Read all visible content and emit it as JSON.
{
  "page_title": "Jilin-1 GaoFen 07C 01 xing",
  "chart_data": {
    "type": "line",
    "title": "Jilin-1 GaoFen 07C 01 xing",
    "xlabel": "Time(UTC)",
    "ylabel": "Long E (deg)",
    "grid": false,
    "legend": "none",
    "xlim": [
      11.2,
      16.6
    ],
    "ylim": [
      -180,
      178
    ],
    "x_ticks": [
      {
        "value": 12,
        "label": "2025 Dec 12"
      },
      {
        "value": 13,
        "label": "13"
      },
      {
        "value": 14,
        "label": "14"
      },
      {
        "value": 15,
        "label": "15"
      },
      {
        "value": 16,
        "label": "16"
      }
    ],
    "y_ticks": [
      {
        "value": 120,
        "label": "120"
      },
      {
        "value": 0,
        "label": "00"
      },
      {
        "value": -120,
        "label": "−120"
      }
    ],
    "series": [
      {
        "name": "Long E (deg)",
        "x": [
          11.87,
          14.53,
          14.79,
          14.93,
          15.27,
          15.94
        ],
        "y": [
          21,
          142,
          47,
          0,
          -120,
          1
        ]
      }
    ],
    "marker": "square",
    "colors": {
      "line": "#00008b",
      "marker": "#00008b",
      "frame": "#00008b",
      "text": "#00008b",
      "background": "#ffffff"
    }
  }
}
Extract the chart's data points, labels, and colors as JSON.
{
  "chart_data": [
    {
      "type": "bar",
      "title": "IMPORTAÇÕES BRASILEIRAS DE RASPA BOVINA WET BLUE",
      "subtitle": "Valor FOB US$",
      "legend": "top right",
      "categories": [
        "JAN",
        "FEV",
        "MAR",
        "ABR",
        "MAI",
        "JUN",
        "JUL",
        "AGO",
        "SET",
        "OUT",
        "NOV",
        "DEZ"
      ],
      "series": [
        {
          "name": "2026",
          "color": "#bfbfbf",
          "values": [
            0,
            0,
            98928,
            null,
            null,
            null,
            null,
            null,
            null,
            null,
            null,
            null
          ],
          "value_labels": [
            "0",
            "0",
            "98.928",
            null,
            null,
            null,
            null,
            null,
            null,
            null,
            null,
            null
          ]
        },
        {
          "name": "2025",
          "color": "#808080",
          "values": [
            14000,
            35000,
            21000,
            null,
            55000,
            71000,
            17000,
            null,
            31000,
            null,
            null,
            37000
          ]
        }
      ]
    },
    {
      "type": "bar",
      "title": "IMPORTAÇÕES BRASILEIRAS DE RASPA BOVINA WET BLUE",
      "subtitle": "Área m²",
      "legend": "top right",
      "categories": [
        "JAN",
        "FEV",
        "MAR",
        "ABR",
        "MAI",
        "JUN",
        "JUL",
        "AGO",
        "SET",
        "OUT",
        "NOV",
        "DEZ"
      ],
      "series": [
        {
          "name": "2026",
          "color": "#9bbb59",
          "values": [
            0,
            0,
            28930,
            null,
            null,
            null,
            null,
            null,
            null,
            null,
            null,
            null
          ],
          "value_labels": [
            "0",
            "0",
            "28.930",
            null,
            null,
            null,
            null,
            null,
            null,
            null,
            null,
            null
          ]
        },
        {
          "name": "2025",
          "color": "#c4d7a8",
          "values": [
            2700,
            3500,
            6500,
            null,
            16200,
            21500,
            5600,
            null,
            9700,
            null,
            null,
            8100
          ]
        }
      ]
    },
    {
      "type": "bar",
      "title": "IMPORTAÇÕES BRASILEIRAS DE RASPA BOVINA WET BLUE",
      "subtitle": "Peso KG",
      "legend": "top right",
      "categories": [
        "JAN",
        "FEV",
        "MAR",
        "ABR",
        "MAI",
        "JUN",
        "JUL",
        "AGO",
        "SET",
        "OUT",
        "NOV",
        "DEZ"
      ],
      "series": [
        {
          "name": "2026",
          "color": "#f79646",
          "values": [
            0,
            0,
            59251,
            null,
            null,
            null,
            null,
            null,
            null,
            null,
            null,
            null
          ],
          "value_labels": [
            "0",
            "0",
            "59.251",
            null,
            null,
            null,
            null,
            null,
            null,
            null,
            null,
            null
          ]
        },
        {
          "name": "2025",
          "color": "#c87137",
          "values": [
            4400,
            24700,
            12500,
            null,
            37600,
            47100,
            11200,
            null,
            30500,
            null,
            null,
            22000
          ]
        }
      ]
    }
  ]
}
========================================================================
Task instructions: Take the entries above and transcribe them in full.

Result for this task:
Read all visible content and emit it as JSON.
{
  "page_title": "Jilin-1 GaoFen 07C 01 xing",
  "chart_data": {
    "type": "line",
    "title": "Jilin-1 GaoFen 07C 01 xing",
    "xlabel": "Time(UTC)",
    "ylabel": "Long E (deg)",
    "grid": false,
    "legend": "none",
    "xlim": [
      11.2,
      16.6
    ],
    "ylim": [
      -180,
      178
    ],
    "x_ticks": [
      {
        "value": 12,
        "label": "2025 Dec 12"
      },
      {
        "value": 13,
        "label": "13"
      },
      {
        "value": 14,
        "label": "14"
      },
      {
        "value": 15,
        "label": "15"
      },
      {
        "value": 16,
        "label": "16"
      }
    ],
    "y_ticks": [
      {
        "value": 120,
        "label": "120"
      },
      {
        "value": 0,
        "label": "00"
      },
      {
        "value": -120,
        "label": "−120"
      }
    ],
    "series": [
      {
        "name": "Long E (deg)",
        "x": [
          11.87,
          14.53,
          14.79,
          14.93,
          15.27,
          15.94
        ],
        "y": [
          21,
          142,
          47,
          0,
          -120,
          1
        ]
      }
    ],
    "marker": "square",
    "colors": {
      "line": "#00008b",
      "marker": "#00008b",
      "frame": "#00008b",
      "text": "#00008b",
      "background": "#ffffff"
    }
  }
}
Extract the chart's data points, labels, and colors as JSON.
{
  "chart_data": [
    {
      "type": "bar",
      "title": "IMPORTAÇÕES BRASILEIRAS DE RASPA BOVINA WET BLUE",
      "subtitle": "Valor FOB US$",
      "legend": "top right",
      "categories": [
        "JAN",
        "FEV",
        "MAR",
        "ABR",
        "MAI",
        "JUN",
        "JUL",
        "AGO",
        "SET",
        "OUT",
        "NOV",
        "DEZ"
      ],
      "series": [
        {
          "name": "2026",
          "color": "#bfbfbf",
          "values": [
            0,
            0,
            98928,
            null,
            null,
            null,
            null,
            null,
            null,
            null,
            null,
            null
          ],
          "value_labels": [
            "0",
            "0",
            "98.928",
            null,
            null,
            null,
            null,
            null,
            null,
            null,
            null,
            null
          ]
        },
        {
          "name": "2025",
          "color": "#808080",
          "values": [
            14000,
            35000,
            21000,
            null,
            55000,
            71000,
            17000,
            null,
            31000,
            null,
            null,
            37000
          ]
        }
      ]
    },
    {
      "type": "bar",
      "title": "IMPORTAÇÕES BRASILEIRAS DE RASPA BOVINA WET BLUE",
      "subtitle": "Área m²",
      "legend": "top right",
      "categories": [
        "JAN",
        "FEV",
        "MAR",
        "ABR",
        "MAI",
        "JUN",
        "JUL",
        "AGO",
        "SET",
        "OUT",
        "NOV",
        "DEZ"
      ],
      "series": [
        {
          "name": "2026",
          "color": "#9bbb59",
          "values": [
            0,
            0,
            28930,
            null,
            null,
            null,
            null,
            null,
            null,
            null,
            null,
            null
          ],
          "value_labels": [
            "0",
            "0",
            "28.930",
            null,
            null,
            null,
            null,
            null,
            null,
            null,
            null,
            null
          ]
        },
        {
          "name": "2025",
          "color": "#c4d7a8",
          "values": [
            2700,
            3500,
            6500,
            null,
            16200,
            21500,
            5600,
            null,
            9700,
            null,
            null,
            8100
          ]
        }
      ]
    },
    {
      "type": "bar",
      "title": "IMPORTAÇÕES BRASILEIRAS DE RASPA BOVINA WET BLUE",
      "subtitle": "Peso KG",
      "legend": "top right",
      "categories": [
        "JAN",
        "FEV",
        "MAR",
        "ABR",
        "MAI",
        "JUN",
        "JUL",
        "AGO",
        "SET",
        "OUT",
        "NOV",
        "DEZ"
      ],
      "series": [
        {
          "name": "2026",
          "color": "#f79646",
          "values": [
            0,
            0,
            59251,
            null,
            null,
            null,
            null,
            null,
            null,
            null,
            null,
            null
          ],
          "value_labels": [
            "0",
            "0",
            "59.251",
            null,
            null,
            null,
            null,
            null,
            null,
            null,
            null,
            null
          ]
        },
        {
          "name": "2025",
          "color": "#c87137",
          "values": [
            4400,
            24700,
            12500,
            null,
            37600,
            47100,
            11200,
            null,
            30500,
            null,
            null,
            22000
          ]
        }
      ]
    }
  ]
}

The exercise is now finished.